• Supplied data:
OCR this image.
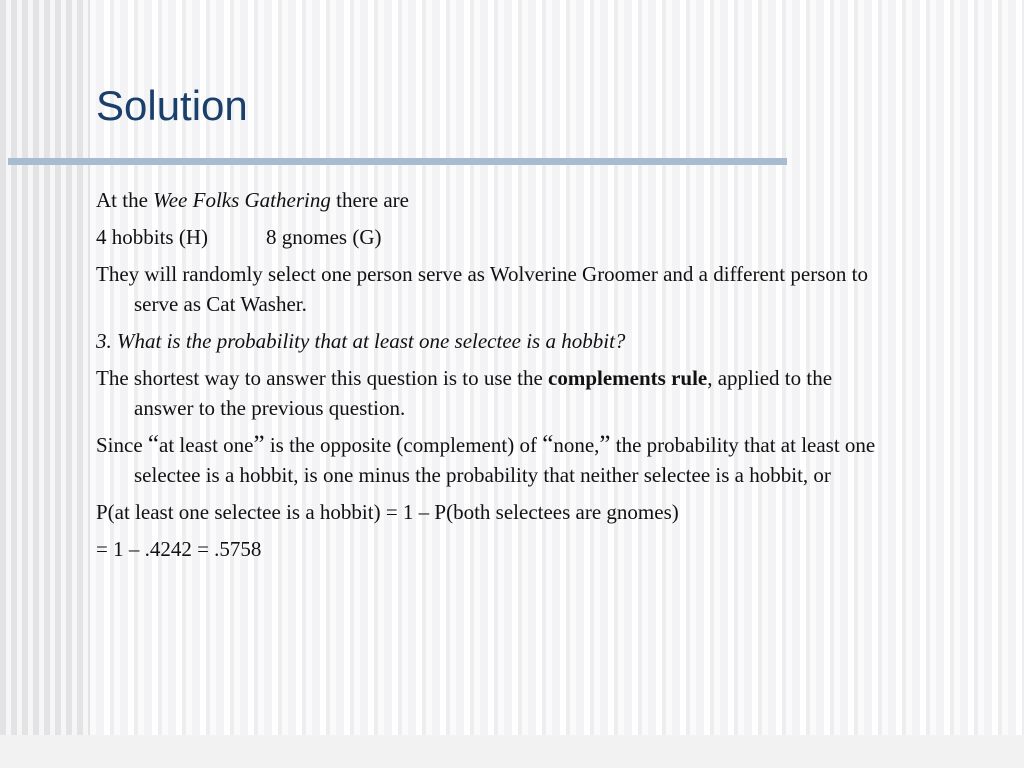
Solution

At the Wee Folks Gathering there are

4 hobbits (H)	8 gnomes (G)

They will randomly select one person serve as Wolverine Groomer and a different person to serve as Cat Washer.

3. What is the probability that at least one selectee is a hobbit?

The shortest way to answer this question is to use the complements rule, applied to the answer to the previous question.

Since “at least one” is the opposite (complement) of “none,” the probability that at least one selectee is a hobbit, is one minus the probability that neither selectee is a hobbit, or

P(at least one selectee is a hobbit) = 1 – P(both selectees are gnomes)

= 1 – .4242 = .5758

* * *

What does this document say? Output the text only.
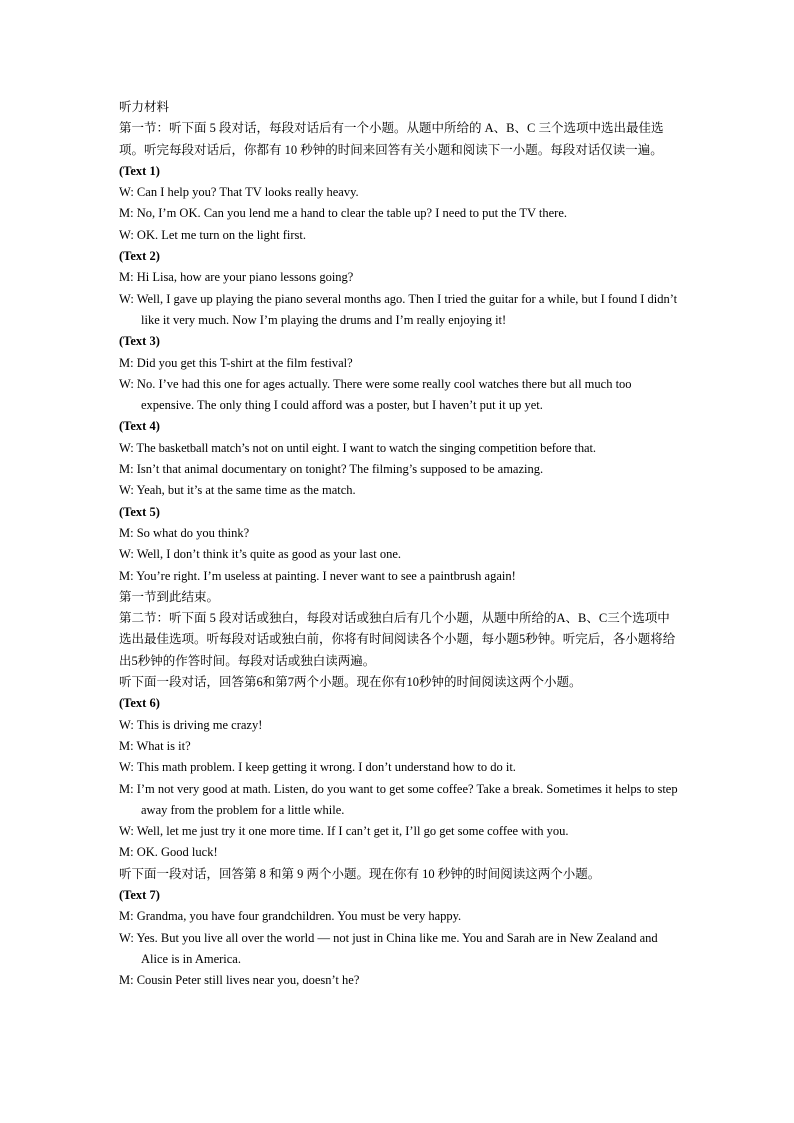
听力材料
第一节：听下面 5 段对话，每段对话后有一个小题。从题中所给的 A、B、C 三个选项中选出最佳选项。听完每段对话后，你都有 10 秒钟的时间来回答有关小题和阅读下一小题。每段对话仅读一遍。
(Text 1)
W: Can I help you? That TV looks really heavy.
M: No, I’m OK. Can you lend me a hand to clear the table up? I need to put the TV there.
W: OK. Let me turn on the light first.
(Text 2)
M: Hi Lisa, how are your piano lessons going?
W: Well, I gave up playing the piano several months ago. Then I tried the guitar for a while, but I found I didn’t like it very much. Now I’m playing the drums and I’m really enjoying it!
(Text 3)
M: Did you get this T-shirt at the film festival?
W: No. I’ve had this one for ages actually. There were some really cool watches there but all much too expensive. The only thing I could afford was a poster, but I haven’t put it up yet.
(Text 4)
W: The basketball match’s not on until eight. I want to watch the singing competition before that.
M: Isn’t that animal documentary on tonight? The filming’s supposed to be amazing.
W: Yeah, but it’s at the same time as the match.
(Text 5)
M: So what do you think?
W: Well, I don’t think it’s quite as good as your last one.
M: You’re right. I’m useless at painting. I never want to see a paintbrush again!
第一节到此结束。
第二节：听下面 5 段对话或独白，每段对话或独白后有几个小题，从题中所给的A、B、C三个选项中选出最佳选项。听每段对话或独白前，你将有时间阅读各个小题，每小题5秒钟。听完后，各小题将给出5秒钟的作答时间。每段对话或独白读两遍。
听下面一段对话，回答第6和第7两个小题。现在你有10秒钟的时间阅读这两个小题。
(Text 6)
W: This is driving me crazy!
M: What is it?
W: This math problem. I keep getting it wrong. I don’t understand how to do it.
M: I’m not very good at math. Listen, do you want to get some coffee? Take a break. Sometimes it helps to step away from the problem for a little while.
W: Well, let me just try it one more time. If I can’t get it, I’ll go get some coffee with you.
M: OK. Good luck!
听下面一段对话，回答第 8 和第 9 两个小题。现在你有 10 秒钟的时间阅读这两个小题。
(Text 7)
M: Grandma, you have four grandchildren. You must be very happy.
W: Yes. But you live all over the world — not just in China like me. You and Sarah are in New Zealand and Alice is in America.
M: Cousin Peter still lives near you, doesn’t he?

--

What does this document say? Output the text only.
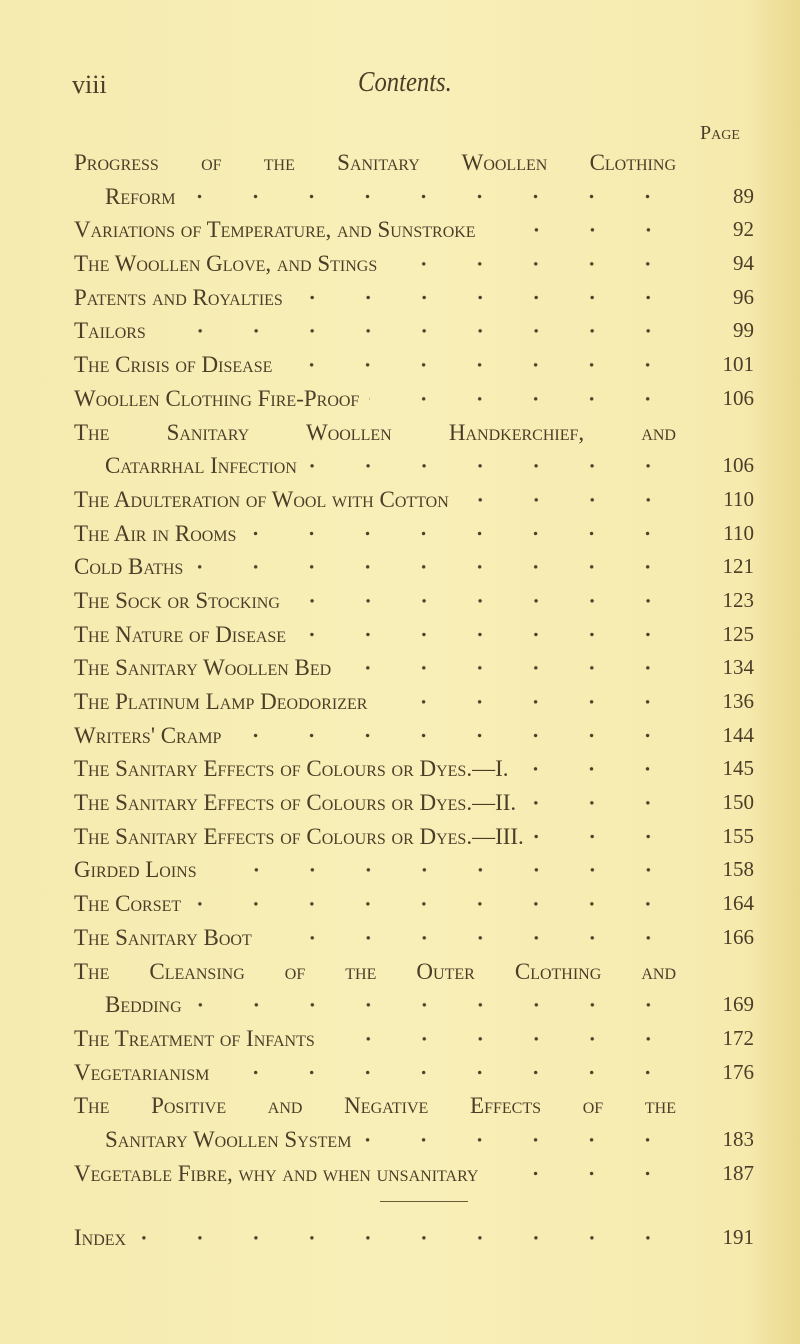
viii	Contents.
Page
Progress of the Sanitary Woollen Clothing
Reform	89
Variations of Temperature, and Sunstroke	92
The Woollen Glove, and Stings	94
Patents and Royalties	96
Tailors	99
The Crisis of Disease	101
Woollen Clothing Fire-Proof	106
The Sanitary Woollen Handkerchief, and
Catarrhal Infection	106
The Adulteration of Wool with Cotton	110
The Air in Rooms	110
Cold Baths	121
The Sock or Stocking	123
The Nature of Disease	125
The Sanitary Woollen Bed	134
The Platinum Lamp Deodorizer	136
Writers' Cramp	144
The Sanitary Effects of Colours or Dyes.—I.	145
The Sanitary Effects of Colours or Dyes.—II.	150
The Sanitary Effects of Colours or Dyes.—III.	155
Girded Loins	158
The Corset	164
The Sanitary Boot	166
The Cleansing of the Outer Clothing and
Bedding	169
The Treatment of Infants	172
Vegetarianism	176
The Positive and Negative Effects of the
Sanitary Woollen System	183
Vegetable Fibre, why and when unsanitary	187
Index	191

• The request:
Report every line in the data above in which the word "match" appears.

• Problem solution:
W: The basketball match’s not on until eight. I want to watch the singing competition before that.
W: Yeah, but it’s at the same time as the match.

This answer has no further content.